Required task: Repeat each entry as written and leave the images out of the copy.

Dataset excerpt:
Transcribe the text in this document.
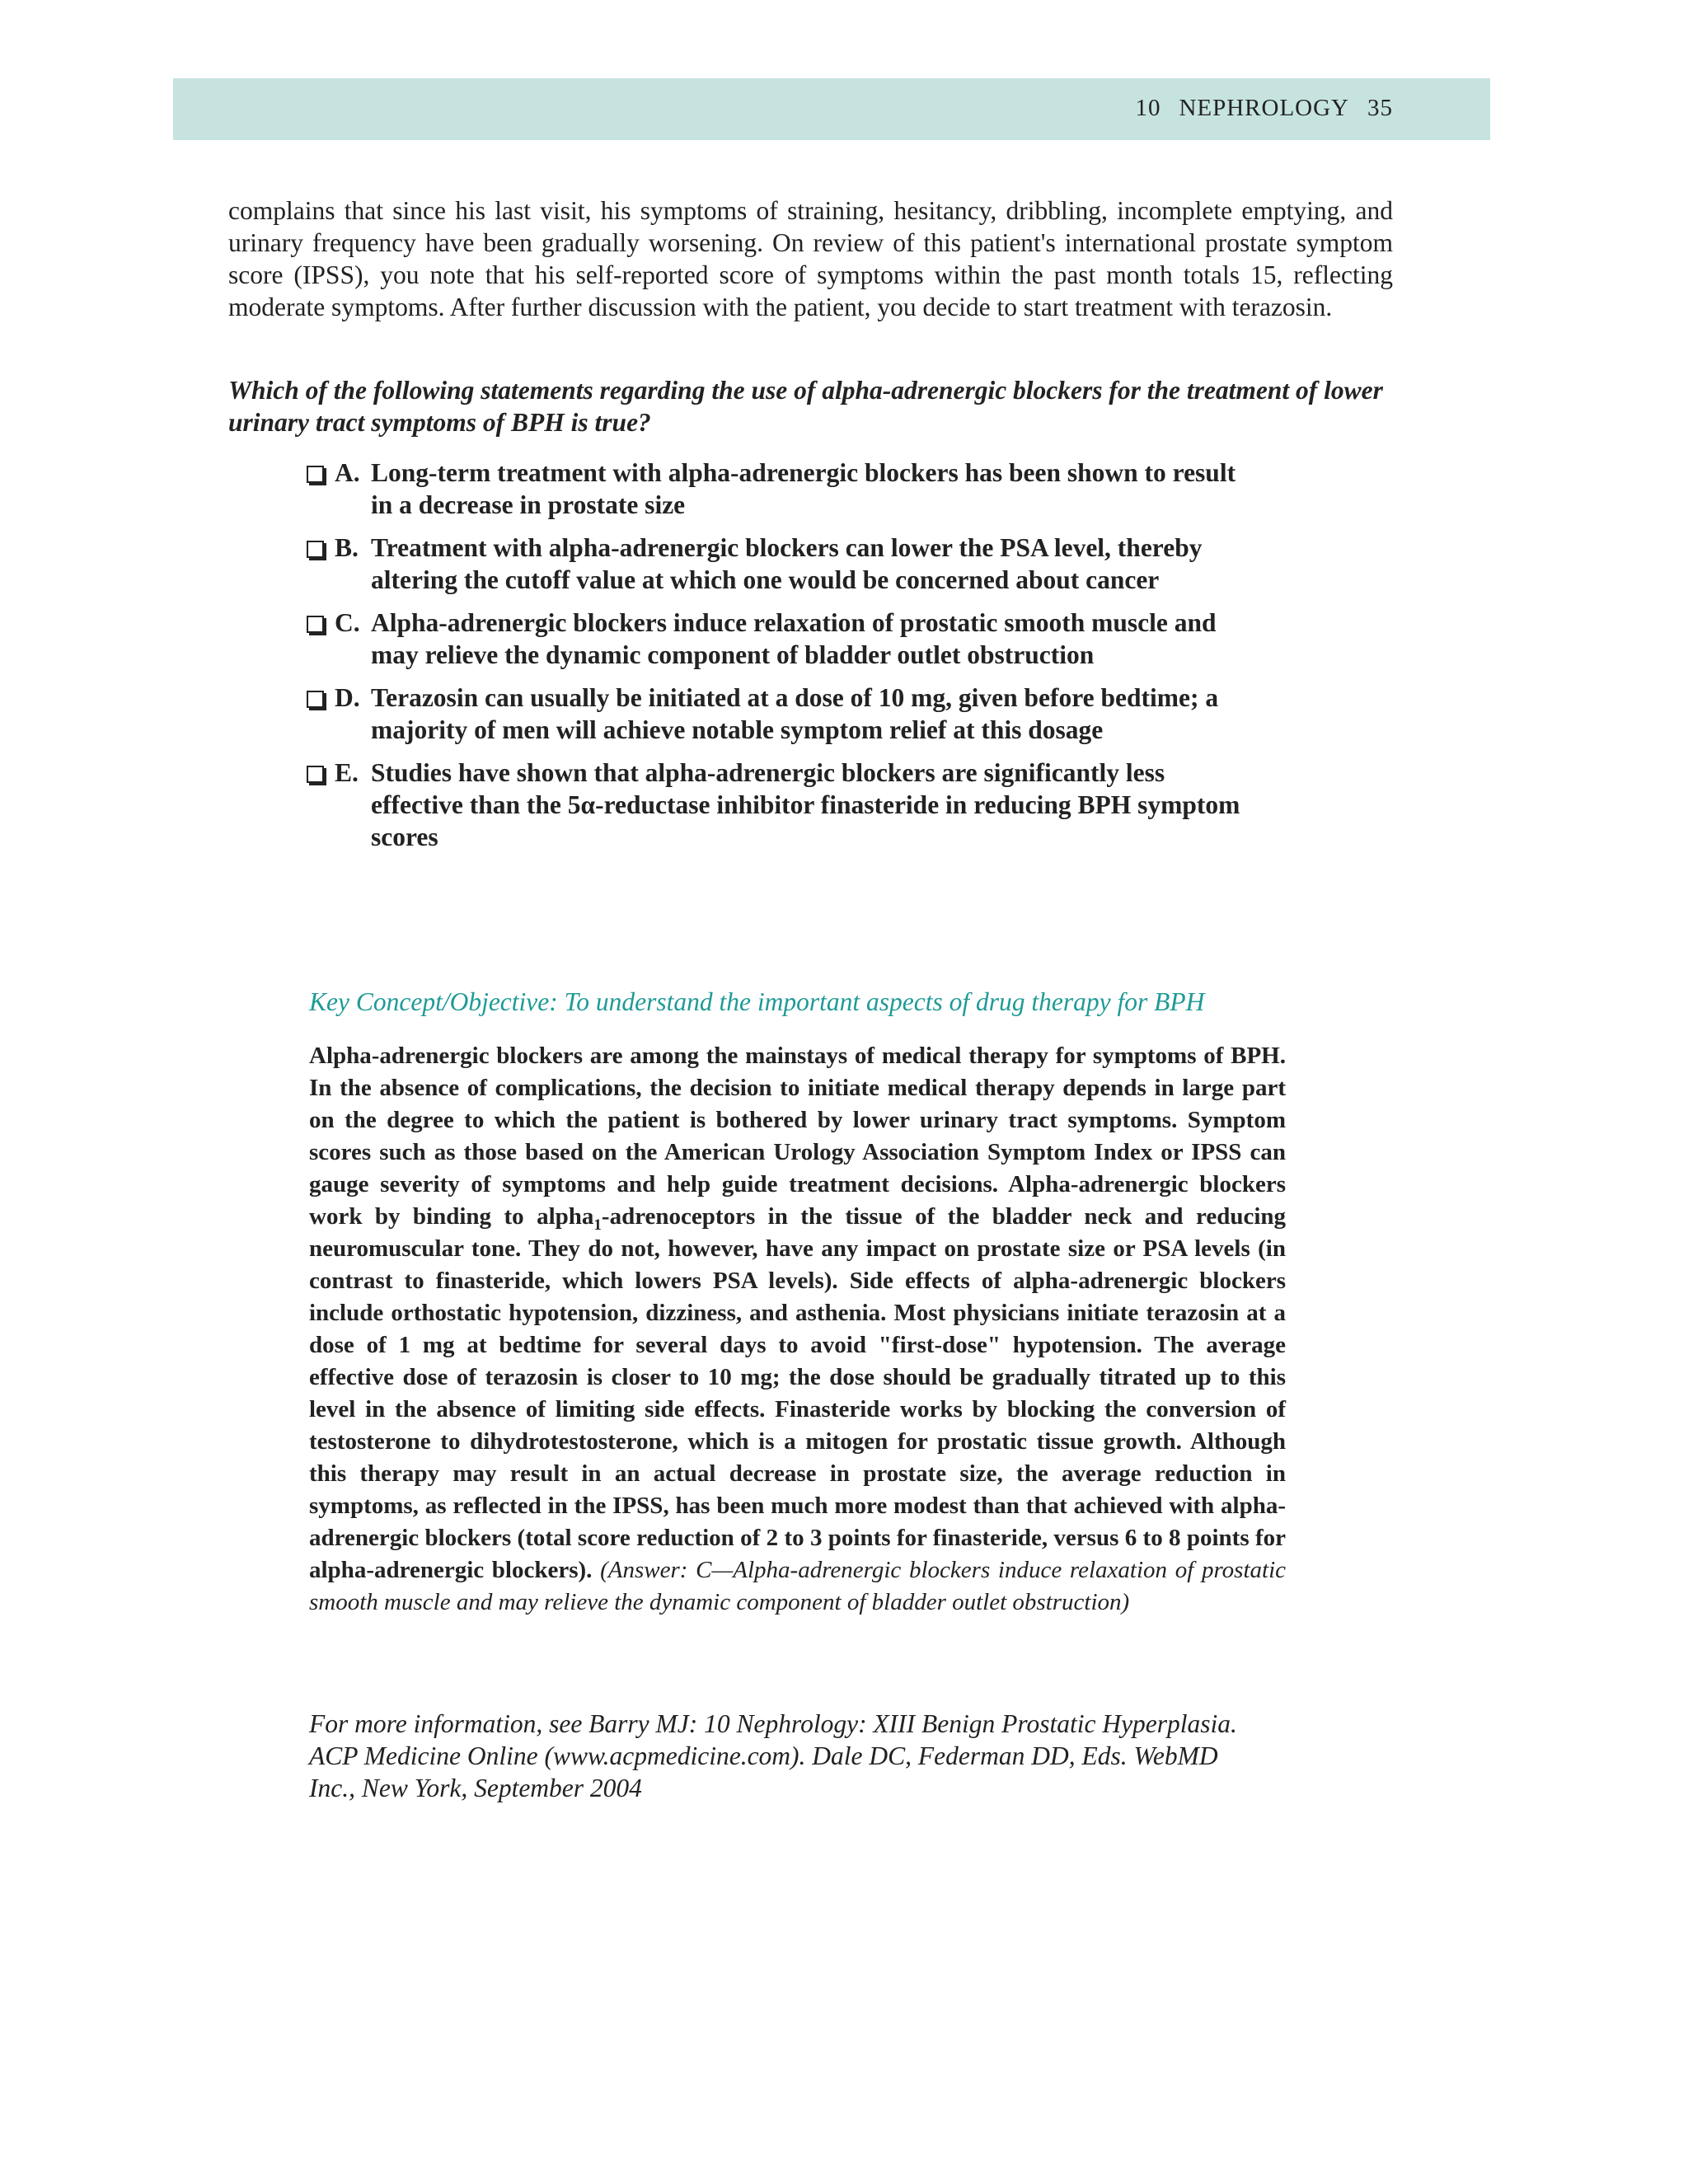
10 NEPHROLOGY 35

complains that since his last visit, his symptoms of straining, hesitancy, dribbling, incomplete emptying, and urinary frequency have been gradually worsening. On review of this patient's international prostate symptom score (IPSS), you note that his self-reported score of symptoms within the past month totals 15, reflecting moderate symptoms. After further discussion with the patient, you decide to start treatment with terazosin.

Which of the following statements regarding the use of alpha-adrenergic blockers for the treatment of lower urinary tract symptoms of BPH is true?

A. Long-term treatment with alpha-adrenergic blockers has been shown to result in a decrease in prostate size
B. Treatment with alpha-adrenergic blockers can lower the PSA level, thereby altering the cutoff value at which one would be concerned about cancer
C. Alpha-adrenergic blockers induce relaxation of prostatic smooth muscle and may relieve the dynamic component of bladder outlet obstruction
D. Terazosin can usually be initiated at a dose of 10 mg, given before bedtime; a majority of men will achieve notable symptom relief at this dosage
E. Studies have shown that alpha-adrenergic blockers are significantly less effective than the 5α-reductase inhibitor finasteride in reducing BPH symptom scores

Key Concept/Objective: To understand the important aspects of drug therapy for BPH

Alpha-adrenergic blockers are among the mainstays of medical therapy for symptoms of BPH. In the absence of complications, the decision to initiate medical therapy depends in large part on the degree to which the patient is bothered by lower urinary tract symptoms. Symptom scores such as those based on the American Urology Association Symptom Index or IPSS can gauge severity of symptoms and help guide treatment decisions. Alpha-adrenergic blockers work by binding to alpha$_1$-adrenoceptors in the tissue of the bladder neck and reducing neuromuscular tone. They do not, however, have any impact on prostate size or PSA levels (in contrast to finasteride, which lowers PSA levels). Side effects of alpha-adrenergic blockers include orthostatic hypotension, dizziness, and asthenia. Most physicians initiate terazosin at a dose of 1 mg at bedtime for several days to avoid "first-dose" hypotension. The average effective dose of terazosin is closer to 10 mg; the dose should be gradually titrated up to this level in the absence of limiting side effects. Finasteride works by blocking the conversion of testosterone to dihydrotestosterone, which is a mitogen for prostatic tissue growth. Although this therapy may result in an actual decrease in prostate size, the average reduction in symptoms, as reflected in the IPSS, has been much more modest than that achieved with alpha-adrenergic blockers (total score reduction of 2 to 3 points for finasteride, versus 6 to 8 points for alpha-adrenergic blockers). (Answer: C—Alpha-adrenergic blockers induce relaxation of prostatic smooth muscle and may relieve the dynamic component of bladder outlet obstruction)

For more information, see Barry MJ: 10 Nephrology: XIII Benign Prostatic Hyperplasia.
ACP Medicine Online (www.acpmedicine.com). Dale DC, Federman DD, Eds. WebMD
Inc., New York, September 2004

The reply:
Transcribe the text in this document.
10 NEPHROLOGY 35

complains that since his last visit, his symptoms of straining, hesitancy, dribbling, incomplete emptying, and urinary frequency have been gradually worsening. On review of this patient's international prostate symptom score (IPSS), you note that his self-reported score of symptoms within the past month totals 15, reflecting moderate symptoms. After further discussion with the patient, you decide to start treatment with terazosin.

Which of the following statements regarding the use of alpha-adrenergic blockers for the treatment of lower urinary tract symptoms of BPH is true?

A. Long-term treatment with alpha-adrenergic blockers has been shown to result in a decrease in prostate size
B. Treatment with alpha-adrenergic blockers can lower the PSA level, thereby altering the cutoff value at which one would be concerned about cancer
C. Alpha-adrenergic blockers induce relaxation of prostatic smooth muscle and may relieve the dynamic component of bladder outlet obstruction
D. Terazosin can usually be initiated at a dose of 10 mg, given before bedtime; a majority of men will achieve notable symptom relief at this dosage
E. Studies have shown that alpha-adrenergic blockers are significantly less effective than the 5α-reductase inhibitor finasteride in reducing BPH symptom scores

Key Concept/Objective: To understand the important aspects of drug therapy for BPH

Alpha-adrenergic blockers are among the mainstays of medical therapy for symptoms of BPH. In the absence of complications, the decision to initiate medical therapy depends in large part on the degree to which the patient is bothered by lower urinary tract symptoms. Symptom scores such as those based on the American Urology Association Symptom Index or IPSS can gauge severity of symptoms and help guide treatment decisions. Alpha-adrenergic blockers work by binding to alpha$_1$-adrenoceptors in the tissue of the bladder neck and reducing neuromuscular tone. They do not, however, have any impact on prostate size or PSA levels (in contrast to finasteride, which lowers PSA levels). Side effects of alpha-adrenergic blockers include orthostatic hypotension, dizziness, and asthenia. Most physicians initiate terazosin at a dose of 1 mg at bedtime for several days to avoid "first-dose" hypotension. The average effective dose of terazosin is closer to 10 mg; the dose should be gradually titrated up to this level in the absence of limiting side effects. Finasteride works by blocking the conversion of testosterone to dihydrotestosterone, which is a mitogen for prostatic tissue growth. Although this therapy may result in an actual decrease in prostate size, the average reduction in symptoms, as reflected in the IPSS, has been much more modest than that achieved with alpha-adrenergic blockers (total score reduction of 2 to 3 points for finasteride, versus 6 to 8 points for alpha-adrenergic blockers). (Answer: C—Alpha-adrenergic blockers induce relaxation of prostatic smooth muscle and may relieve the dynamic component of bladder outlet obstruction)

For more information, see Barry MJ: 10 Nephrology: XIII Benign Prostatic Hyperplasia.
ACP Medicine Online (www.acpmedicine.com). Dale DC, Federman DD, Eds. WebMD
Inc., New York, September 2004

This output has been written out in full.